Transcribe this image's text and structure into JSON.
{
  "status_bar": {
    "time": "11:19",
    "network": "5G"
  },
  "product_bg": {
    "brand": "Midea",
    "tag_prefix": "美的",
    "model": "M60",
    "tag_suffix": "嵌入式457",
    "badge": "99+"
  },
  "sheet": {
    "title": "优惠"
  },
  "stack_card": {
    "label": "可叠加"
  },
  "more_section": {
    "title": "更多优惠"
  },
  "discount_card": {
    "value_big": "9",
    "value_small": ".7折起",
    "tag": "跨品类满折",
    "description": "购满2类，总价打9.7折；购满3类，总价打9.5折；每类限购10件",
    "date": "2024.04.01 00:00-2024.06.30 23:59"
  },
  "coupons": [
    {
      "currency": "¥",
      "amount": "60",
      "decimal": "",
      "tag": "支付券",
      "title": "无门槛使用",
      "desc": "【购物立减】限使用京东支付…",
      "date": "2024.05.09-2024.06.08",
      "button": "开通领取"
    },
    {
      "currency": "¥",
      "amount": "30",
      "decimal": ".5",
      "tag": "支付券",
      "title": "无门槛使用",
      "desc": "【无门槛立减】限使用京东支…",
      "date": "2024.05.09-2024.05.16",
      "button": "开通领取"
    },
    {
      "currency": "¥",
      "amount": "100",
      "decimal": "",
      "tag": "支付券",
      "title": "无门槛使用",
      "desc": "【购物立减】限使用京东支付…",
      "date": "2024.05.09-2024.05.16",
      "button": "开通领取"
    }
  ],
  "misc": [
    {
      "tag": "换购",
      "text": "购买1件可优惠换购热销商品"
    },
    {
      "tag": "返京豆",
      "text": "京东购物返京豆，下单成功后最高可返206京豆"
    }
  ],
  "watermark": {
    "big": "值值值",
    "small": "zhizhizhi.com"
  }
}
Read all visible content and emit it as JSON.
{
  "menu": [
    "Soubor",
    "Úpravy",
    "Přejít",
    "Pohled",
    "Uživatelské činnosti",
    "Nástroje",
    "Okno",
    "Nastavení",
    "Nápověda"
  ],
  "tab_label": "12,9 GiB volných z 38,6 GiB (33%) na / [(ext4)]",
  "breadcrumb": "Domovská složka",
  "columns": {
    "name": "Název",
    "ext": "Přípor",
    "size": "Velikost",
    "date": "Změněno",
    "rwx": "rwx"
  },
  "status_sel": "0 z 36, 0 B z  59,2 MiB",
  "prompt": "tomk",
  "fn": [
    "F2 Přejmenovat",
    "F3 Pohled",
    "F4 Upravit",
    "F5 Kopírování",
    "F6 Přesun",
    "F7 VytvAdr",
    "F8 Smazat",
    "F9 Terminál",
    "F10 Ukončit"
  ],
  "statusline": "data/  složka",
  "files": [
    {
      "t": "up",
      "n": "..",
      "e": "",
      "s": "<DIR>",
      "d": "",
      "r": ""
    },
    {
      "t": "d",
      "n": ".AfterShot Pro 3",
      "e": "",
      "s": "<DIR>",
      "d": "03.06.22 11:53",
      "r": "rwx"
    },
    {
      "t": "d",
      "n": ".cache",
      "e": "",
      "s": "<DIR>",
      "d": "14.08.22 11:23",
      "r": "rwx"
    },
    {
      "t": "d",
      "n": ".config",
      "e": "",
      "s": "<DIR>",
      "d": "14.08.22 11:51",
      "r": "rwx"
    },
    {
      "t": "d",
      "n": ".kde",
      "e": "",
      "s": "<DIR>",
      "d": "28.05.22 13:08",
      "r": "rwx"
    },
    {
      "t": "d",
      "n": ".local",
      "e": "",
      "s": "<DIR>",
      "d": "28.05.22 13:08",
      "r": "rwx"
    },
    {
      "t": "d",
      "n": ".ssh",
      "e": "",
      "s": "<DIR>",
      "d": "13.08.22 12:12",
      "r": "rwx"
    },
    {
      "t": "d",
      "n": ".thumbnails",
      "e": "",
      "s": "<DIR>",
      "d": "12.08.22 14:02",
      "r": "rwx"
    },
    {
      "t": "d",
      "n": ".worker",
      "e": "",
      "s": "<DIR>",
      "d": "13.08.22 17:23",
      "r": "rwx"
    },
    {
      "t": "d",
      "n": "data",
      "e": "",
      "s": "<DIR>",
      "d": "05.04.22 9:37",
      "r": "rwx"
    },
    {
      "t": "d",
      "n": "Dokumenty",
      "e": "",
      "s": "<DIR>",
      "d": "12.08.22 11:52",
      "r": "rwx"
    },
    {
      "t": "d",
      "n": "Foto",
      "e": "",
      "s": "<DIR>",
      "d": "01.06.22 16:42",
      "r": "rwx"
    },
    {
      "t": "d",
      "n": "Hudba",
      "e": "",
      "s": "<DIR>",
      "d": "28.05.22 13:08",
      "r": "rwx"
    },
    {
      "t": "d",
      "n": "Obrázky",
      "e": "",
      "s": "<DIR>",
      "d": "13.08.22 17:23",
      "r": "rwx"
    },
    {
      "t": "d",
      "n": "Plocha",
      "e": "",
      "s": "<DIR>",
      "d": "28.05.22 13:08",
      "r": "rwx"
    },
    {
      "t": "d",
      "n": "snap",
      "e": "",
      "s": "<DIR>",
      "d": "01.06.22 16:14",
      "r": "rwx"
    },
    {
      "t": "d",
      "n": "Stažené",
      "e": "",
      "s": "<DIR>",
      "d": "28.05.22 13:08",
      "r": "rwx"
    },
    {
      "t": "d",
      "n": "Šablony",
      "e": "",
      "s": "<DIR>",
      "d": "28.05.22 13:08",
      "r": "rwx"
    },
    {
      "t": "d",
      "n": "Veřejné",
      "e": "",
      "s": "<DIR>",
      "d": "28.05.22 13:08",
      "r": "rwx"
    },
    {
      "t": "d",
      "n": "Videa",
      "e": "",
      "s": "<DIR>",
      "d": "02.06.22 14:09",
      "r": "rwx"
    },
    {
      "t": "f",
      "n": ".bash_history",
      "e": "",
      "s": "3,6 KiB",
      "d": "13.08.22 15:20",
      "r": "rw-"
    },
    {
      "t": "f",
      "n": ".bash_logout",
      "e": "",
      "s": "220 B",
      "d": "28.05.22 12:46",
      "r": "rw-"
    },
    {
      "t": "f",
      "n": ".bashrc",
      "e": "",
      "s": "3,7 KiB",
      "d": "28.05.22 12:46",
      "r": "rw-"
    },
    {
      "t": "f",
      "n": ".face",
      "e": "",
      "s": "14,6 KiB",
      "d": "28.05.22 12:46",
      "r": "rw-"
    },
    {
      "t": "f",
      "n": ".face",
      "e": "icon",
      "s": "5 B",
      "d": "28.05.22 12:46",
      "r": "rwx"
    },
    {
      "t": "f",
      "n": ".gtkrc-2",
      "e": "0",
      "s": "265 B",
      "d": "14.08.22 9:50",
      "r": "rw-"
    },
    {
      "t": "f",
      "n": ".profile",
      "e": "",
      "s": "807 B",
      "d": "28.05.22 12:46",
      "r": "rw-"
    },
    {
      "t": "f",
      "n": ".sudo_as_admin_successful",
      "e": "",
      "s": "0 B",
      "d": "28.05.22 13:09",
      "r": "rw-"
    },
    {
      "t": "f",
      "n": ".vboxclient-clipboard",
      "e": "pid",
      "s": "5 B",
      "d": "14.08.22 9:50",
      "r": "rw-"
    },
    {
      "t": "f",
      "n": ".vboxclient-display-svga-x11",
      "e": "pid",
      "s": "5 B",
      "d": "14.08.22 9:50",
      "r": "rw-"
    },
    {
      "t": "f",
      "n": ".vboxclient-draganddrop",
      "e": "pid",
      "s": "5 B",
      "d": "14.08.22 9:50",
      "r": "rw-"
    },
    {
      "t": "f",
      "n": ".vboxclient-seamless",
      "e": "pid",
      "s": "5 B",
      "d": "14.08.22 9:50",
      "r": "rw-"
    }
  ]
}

______

= SET PROBLEM =
Retype the records that precede this task, keeping them exactly the same.

= SOLUTION FOR THIS TASK =
Transcribe this image's text and structure into JSON.
{
  "status_bar": {
    "time": "11:19",
    "network": "5G"
  },
  "product_bg": {
    "brand": "Midea",
    "tag_prefix": "美的",
    "model": "M60",
    "tag_suffix": "嵌入式457",
    "badge": "99+"
  },
  "sheet": {
    "title": "优惠"
  },
  "stack_card": {
    "label": "可叠加"
  },
  "more_section": {
    "title": "更多优惠"
  },
  "discount_card": {
    "value_big": "9",
    "value_small": ".7折起",
    "tag": "跨品类满折",
    "description": "购满2类，总价打9.7折；购满3类，总价打9.5折；每类限购10件",
    "date": "2024.04.01 00:00-2024.06.30 23:59"
  },
  "coupons": [
    {
      "currency": "¥",
      "amount": "60",
      "decimal": "",
      "tag": "支付券",
      "title": "无门槛使用",
      "desc": "【购物立减】限使用京东支付…",
      "date": "2024.05.09-2024.06.08",
      "button": "开通领取"
    },
    {
      "currency": "¥",
      "amount": "30",
      "decimal": ".5",
      "tag": "支付券",
      "title": "无门槛使用",
      "desc": "【无门槛立减】限使用京东支…",
      "date": "2024.05.09-2024.05.16",
      "button": "开通领取"
    },
    {
      "currency": "¥",
      "amount": "100",
      "decimal": "",
      "tag": "支付券",
      "title": "无门槛使用",
      "desc": "【购物立减】限使用京东支付…",
      "date": "2024.05.09-2024.05.16",
      "button": "开通领取"
    }
  ],
  "misc": [
    {
      "tag": "换购",
      "text": "购买1件可优惠换购热销商品"
    },
    {
      "tag": "返京豆",
      "text": "京东购物返京豆，下单成功后最高可返206京豆"
    }
  ],
  "watermark": {
    "big": "值值值",
    "small": "zhizhizhi.com"
  }
}
Read all visible content and emit it as JSON.
{
  "menu": [
    "Soubor",
    "Úpravy",
    "Přejít",
    "Pohled",
    "Uživatelské činnosti",
    "Nástroje",
    "Okno",
    "Nastavení",
    "Nápověda"
  ],
  "tab_label": "12,9 GiB volných z 38,6 GiB (33%) na / [(ext4)]",
  "breadcrumb": "Domovská složka",
  "columns": {
    "name": "Název",
    "ext": "Přípor",
    "size": "Velikost",
    "date": "Změněno",
    "rwx": "rwx"
  },
  "status_sel": "0 z 36, 0 B z  59,2 MiB",
  "prompt": "tomk",
  "fn": [
    "F2 Přejmenovat",
    "F3 Pohled",
    "F4 Upravit",
    "F5 Kopírování",
    "F6 Přesun",
    "F7 VytvAdr",
    "F8 Smazat",
    "F9 Terminál",
    "F10 Ukončit"
  ],
  "statusline": "data/  složka",
  "files": [
    {
      "t": "up",
      "n": "..",
      "e": "",
      "s": "<DIR>",
      "d": "",
      "r": ""
    },
    {
      "t": "d",
      "n": ".AfterShot Pro 3",
      "e": "",
      "s": "<DIR>",
      "d": "03.06.22 11:53",
      "r": "rwx"
    },
    {
      "t": "d",
      "n": ".cache",
      "e": "",
      "s": "<DIR>",
      "d": "14.08.22 11:23",
      "r": "rwx"
    },
    {
      "t": "d",
      "n": ".config",
      "e": "",
      "s": "<DIR>",
      "d": "14.08.22 11:51",
      "r": "rwx"
    },
    {
      "t": "d",
      "n": ".kde",
      "e": "",
      "s": "<DIR>",
      "d": "28.05.22 13:08",
      "r": "rwx"
    },
    {
      "t": "d",
      "n": ".local",
      "e": "",
      "s": "<DIR>",
      "d": "28.05.22 13:08",
      "r": "rwx"
    },
    {
      "t": "d",
      "n": ".ssh",
      "e": "",
      "s": "<DIR>",
      "d": "13.08.22 12:12",
      "r": "rwx"
    },
    {
      "t": "d",
      "n": ".thumbnails",
      "e": "",
      "s": "<DIR>",
      "d": "12.08.22 14:02",
      "r": "rwx"
    },
    {
      "t": "d",
      "n": ".worker",
      "e": "",
      "s": "<DIR>",
      "d": "13.08.22 17:23",
      "r": "rwx"
    },
    {
      "t": "d",
      "n": "data",
      "e": "",
      "s": "<DIR>",
      "d": "05.04.22 9:37",
      "r": "rwx"
    },
    {
      "t": "d",
      "n": "Dokumenty",
      "e": "",
      "s": "<DIR>",
      "d": "12.08.22 11:52",
      "r": "rwx"
    },
    {
      "t": "d",
      "n": "Foto",
      "e": "",
      "s": "<DIR>",
      "d": "01.06.22 16:42",
      "r": "rwx"
    },
    {
      "t": "d",
      "n": "Hudba",
      "e": "",
      "s": "<DIR>",
      "d": "28.05.22 13:08",
      "r": "rwx"
    },
    {
      "t": "d",
      "n": "Obrázky",
      "e": "",
      "s": "<DIR>",
      "d": "13.08.22 17:23",
      "r": "rwx"
    },
    {
      "t": "d",
      "n": "Plocha",
      "e": "",
      "s": "<DIR>",
      "d": "28.05.22 13:08",
      "r": "rwx"
    },
    {
      "t": "d",
      "n": "snap",
      "e": "",
      "s": "<DIR>",
      "d": "01.06.22 16:14",
      "r": "rwx"
    },
    {
      "t": "d",
      "n": "Stažené",
      "e": "",
      "s": "<DIR>",
      "d": "28.05.22 13:08",
      "r": "rwx"
    },
    {
      "t": "d",
      "n": "Šablony",
      "e": "",
      "s": "<DIR>",
      "d": "28.05.22 13:08",
      "r": "rwx"
    },
    {
      "t": "d",
      "n": "Veřejné",
      "e": "",
      "s": "<DIR>",
      "d": "28.05.22 13:08",
      "r": "rwx"
    },
    {
      "t": "d",
      "n": "Videa",
      "e": "",
      "s": "<DIR>",
      "d": "02.06.22 14:09",
      "r": "rwx"
    },
    {
      "t": "f",
      "n": ".bash_history",
      "e": "",
      "s": "3,6 KiB",
      "d": "13.08.22 15:20",
      "r": "rw-"
    },
    {
      "t": "f",
      "n": ".bash_logout",
      "e": "",
      "s": "220 B",
      "d": "28.05.22 12:46",
      "r": "rw-"
    },
    {
      "t": "f",
      "n": ".bashrc",
      "e": "",
      "s": "3,7 KiB",
      "d": "28.05.22 12:46",
      "r": "rw-"
    },
    {
      "t": "f",
      "n": ".face",
      "e": "",
      "s": "14,6 KiB",
      "d": "28.05.22 12:46",
      "r": "rw-"
    },
    {
      "t": "f",
      "n": ".face",
      "e": "icon",
      "s": "5 B",
      "d": "28.05.22 12:46",
      "r": "rwx"
    },
    {
      "t": "f",
      "n": ".gtkrc-2",
      "e": "0",
      "s": "265 B",
      "d": "14.08.22 9:50",
      "r": "rw-"
    },
    {
      "t": "f",
      "n": ".profile",
      "e": "",
      "s": "807 B",
      "d": "28.05.22 12:46",
      "r": "rw-"
    },
    {
      "t": "f",
      "n": ".sudo_as_admin_successful",
      "e": "",
      "s": "0 B",
      "d": "28.05.22 13:09",
      "r": "rw-"
    },
    {
      "t": "f",
      "n": ".vboxclient-clipboard",
      "e": "pid",
      "s": "5 B",
      "d": "14.08.22 9:50",
      "r": "rw-"
    },
    {
      "t": "f",
      "n": ".vboxclient-display-svga-x11",
      "e": "pid",
      "s": "5 B",
      "d": "14.08.22 9:50",
      "r": "rw-"
    },
    {
      "t": "f",
      "n": ".vboxclient-draganddrop",
      "e": "pid",
      "s": "5 B",
      "d": "14.08.22 9:50",
      "r": "rw-"
    },
    {
      "t": "f",
      "n": ".vboxclient-seamless",
      "e": "pid",
      "s": "5 B",
      "d": "14.08.22 9:50",
      "r": "rw-"
    }
  ]
}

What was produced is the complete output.